#### Task:
Sift the listing for lines that hold the string "name" and pull them out.

— start of Input rows —

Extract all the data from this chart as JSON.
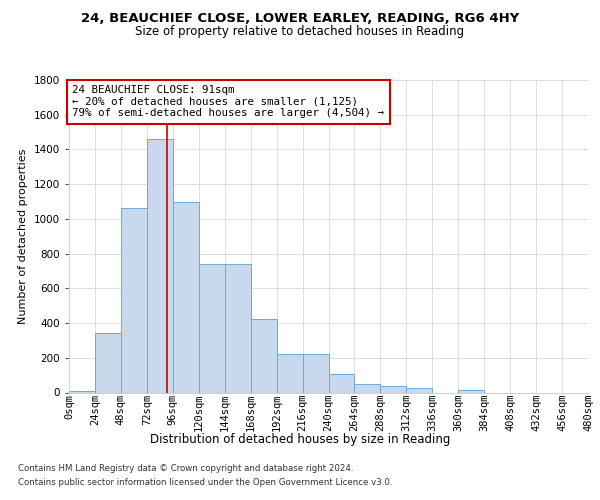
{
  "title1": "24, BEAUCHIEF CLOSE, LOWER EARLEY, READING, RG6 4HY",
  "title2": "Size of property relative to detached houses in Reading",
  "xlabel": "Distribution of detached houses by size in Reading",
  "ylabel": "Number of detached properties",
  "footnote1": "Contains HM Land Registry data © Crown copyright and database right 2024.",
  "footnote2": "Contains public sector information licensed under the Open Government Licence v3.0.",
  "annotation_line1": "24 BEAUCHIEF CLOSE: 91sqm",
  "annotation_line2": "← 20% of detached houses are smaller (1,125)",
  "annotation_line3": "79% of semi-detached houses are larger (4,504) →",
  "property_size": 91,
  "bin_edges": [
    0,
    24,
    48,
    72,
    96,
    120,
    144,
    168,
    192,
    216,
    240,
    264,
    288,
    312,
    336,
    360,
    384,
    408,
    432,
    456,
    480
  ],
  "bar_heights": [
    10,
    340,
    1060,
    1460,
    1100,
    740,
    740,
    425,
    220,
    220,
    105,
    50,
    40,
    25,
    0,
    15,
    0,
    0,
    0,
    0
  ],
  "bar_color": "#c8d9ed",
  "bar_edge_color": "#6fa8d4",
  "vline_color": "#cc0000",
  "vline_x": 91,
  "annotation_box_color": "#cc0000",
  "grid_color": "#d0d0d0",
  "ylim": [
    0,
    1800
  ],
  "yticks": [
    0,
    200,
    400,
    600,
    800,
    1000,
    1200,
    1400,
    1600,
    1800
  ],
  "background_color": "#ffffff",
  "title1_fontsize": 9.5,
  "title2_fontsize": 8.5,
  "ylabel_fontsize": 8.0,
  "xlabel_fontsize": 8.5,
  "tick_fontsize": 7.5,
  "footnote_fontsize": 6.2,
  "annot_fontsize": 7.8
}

— end of Input rows —
— start of Input rows —

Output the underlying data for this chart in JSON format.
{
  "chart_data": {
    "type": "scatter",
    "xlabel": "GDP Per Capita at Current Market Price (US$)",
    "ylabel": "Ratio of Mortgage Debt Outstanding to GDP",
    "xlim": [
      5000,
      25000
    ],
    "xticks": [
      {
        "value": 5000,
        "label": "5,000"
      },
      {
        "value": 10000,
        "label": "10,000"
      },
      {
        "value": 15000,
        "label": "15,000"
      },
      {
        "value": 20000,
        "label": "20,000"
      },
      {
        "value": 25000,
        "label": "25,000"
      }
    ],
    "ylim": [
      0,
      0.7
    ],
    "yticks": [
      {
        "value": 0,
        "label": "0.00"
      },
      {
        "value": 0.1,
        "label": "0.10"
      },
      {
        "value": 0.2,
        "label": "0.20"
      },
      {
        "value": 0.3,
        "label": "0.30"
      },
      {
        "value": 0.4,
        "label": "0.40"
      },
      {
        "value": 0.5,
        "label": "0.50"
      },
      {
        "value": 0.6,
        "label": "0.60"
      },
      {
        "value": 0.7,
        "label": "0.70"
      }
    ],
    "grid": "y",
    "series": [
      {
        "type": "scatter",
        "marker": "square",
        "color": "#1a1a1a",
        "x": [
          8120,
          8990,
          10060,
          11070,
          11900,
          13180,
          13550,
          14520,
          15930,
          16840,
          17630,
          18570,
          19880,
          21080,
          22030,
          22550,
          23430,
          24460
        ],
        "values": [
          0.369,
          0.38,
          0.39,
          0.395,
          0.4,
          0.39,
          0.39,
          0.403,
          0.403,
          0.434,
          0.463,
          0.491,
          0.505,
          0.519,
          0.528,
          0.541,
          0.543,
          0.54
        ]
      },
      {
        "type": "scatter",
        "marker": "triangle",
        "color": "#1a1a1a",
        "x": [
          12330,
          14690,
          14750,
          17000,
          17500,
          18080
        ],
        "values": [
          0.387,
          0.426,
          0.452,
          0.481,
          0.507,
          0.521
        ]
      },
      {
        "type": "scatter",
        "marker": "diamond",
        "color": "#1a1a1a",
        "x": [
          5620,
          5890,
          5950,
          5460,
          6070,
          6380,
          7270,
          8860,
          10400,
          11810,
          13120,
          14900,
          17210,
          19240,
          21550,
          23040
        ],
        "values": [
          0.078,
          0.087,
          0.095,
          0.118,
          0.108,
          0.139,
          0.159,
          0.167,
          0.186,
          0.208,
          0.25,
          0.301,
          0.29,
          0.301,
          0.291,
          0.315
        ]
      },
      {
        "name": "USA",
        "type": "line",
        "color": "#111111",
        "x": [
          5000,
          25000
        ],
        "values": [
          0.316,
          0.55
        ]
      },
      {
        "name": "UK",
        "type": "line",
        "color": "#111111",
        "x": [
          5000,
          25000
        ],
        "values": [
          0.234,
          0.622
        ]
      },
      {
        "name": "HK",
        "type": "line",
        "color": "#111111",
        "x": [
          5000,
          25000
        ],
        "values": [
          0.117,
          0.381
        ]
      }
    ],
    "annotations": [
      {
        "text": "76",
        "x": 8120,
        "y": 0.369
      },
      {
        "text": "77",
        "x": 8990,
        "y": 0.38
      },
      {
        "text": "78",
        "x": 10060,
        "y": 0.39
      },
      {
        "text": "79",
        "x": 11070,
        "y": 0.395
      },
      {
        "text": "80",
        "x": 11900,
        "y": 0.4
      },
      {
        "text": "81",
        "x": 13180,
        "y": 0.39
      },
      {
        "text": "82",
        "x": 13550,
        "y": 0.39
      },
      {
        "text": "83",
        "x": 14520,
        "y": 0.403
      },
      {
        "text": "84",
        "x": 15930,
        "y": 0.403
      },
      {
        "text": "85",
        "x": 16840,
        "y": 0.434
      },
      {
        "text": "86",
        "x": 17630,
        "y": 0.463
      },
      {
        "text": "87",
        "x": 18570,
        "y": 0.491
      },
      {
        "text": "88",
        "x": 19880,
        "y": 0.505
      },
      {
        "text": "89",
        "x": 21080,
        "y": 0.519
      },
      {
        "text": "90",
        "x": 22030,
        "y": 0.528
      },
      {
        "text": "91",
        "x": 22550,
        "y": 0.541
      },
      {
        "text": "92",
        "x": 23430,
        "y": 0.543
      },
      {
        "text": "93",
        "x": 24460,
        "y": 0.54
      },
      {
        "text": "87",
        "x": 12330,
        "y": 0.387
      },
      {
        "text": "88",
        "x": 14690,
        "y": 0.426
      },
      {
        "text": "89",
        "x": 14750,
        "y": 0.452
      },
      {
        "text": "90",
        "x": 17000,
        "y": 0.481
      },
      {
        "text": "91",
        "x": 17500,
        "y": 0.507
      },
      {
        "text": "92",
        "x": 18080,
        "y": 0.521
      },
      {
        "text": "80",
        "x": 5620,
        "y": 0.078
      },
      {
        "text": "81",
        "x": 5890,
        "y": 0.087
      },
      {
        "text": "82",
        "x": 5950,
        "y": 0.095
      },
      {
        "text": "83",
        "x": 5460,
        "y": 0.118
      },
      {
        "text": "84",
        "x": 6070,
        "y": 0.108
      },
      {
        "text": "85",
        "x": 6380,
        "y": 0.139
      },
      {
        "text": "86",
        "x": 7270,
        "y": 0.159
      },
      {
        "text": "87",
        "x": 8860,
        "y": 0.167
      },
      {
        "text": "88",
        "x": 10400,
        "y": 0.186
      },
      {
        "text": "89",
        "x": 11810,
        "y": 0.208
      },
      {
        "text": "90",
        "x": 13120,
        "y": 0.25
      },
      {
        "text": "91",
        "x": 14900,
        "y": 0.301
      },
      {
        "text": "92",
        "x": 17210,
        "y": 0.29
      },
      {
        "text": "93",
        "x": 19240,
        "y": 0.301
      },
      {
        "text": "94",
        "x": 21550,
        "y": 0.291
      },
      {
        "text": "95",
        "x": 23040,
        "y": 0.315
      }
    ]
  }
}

— end of Input rows —
— start of Input rows —

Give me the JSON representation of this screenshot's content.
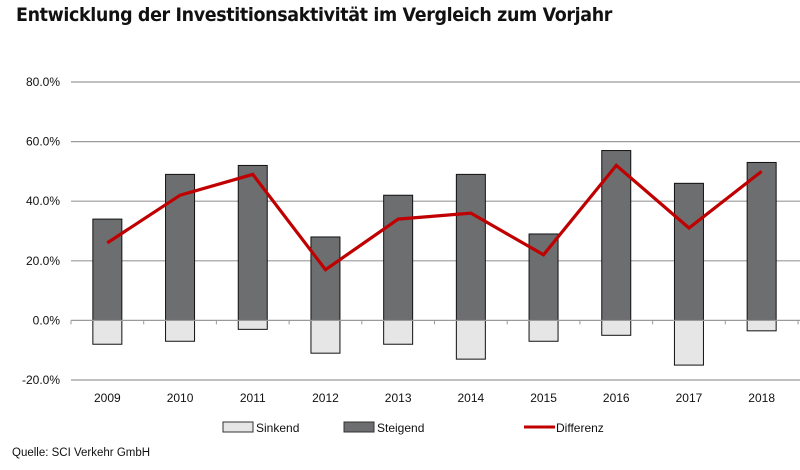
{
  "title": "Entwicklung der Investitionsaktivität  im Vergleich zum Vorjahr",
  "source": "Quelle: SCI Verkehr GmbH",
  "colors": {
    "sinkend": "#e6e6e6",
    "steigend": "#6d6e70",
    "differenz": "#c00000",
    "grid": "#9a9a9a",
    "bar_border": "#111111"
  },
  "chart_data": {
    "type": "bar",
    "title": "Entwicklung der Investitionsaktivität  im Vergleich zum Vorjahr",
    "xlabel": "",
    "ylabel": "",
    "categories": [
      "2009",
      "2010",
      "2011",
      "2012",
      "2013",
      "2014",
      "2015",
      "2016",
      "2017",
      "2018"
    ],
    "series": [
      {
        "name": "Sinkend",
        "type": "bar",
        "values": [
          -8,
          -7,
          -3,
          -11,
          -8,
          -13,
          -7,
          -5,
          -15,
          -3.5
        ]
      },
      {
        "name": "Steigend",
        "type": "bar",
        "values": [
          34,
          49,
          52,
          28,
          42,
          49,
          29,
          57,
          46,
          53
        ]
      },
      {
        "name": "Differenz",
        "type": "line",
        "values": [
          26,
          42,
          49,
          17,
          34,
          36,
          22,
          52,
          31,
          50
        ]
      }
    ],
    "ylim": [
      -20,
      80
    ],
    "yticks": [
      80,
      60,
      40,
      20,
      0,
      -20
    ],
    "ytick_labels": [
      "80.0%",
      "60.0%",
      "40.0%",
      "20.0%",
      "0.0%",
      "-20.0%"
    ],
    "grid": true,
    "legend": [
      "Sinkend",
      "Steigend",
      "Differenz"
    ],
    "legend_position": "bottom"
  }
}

— end of Input rows —

#### Answer for this exercise:
        "name": "USA",
        "name": "UK",
        "name": "HK",
        "name": "Sinkend",
        "name": "Steigend",
        "name": "Differenz",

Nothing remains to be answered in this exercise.